Exercise input ▸
○ ○ ○ ○
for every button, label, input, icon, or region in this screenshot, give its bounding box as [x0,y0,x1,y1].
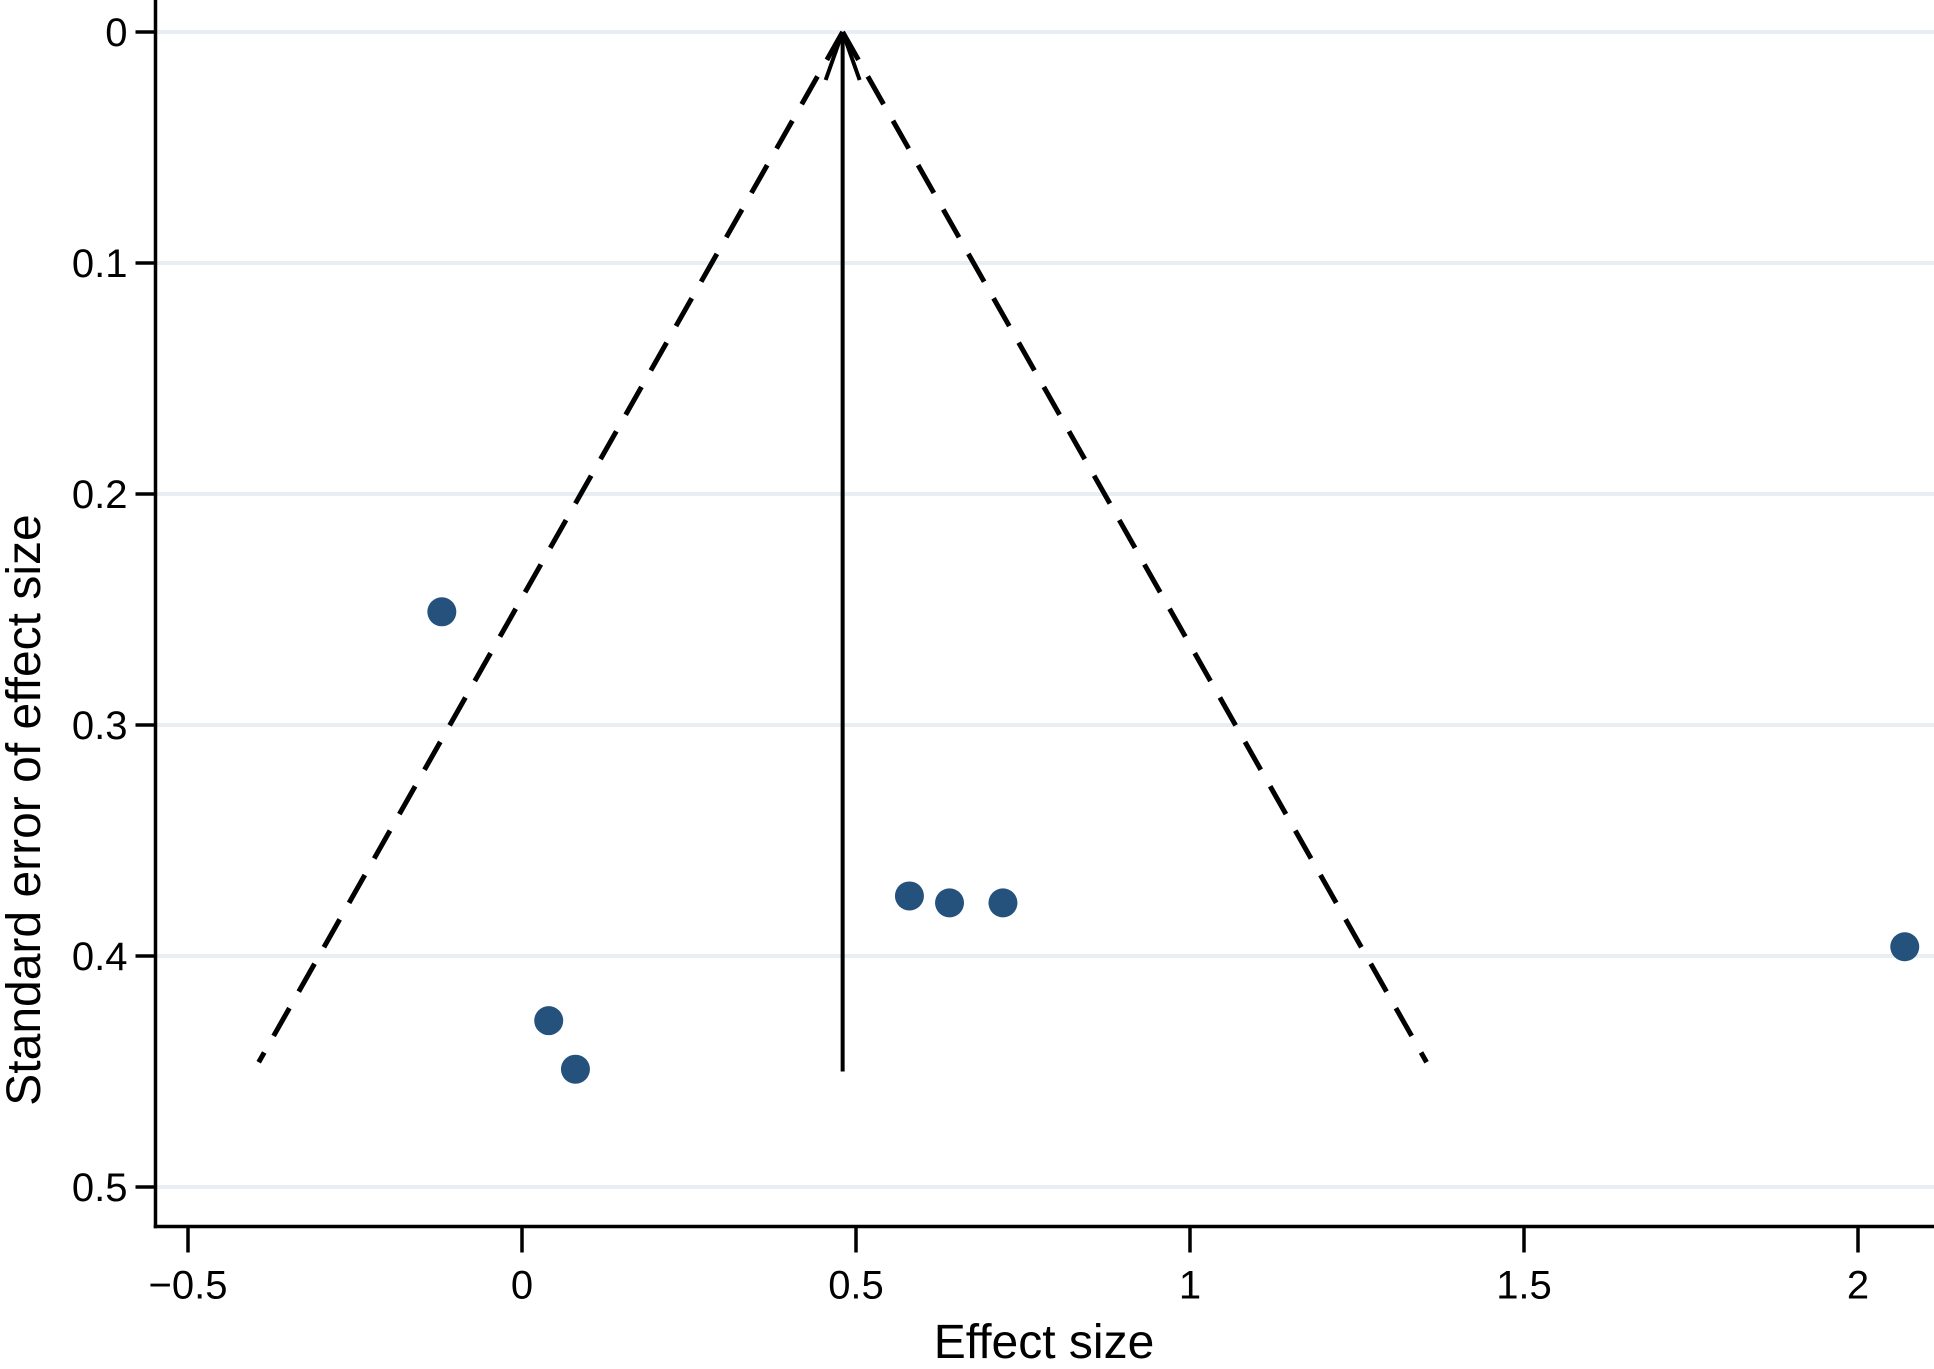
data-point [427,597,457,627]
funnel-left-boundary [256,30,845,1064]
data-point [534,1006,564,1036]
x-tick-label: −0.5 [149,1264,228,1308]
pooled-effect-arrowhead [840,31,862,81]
○ ○ ○ ○
Aim of the task ▸ Turn the rows above into a numbered list, skipping any blank lines and leaving the pictures out.

Problem solution ▸
1. for every button, label, input, icon, or region in this screenshot, give its bounding box as [x0,y0,x1,y1].
2. data-point [427,597,457,627]
3. funnel-left-boundary [256,30,845,1064]
4. data-point [534,1006,564,1036]
5. x-tick-label: −0.5 [149,1264,228,1308]
6. pooled-effect-arrowhead [840,31,862,81]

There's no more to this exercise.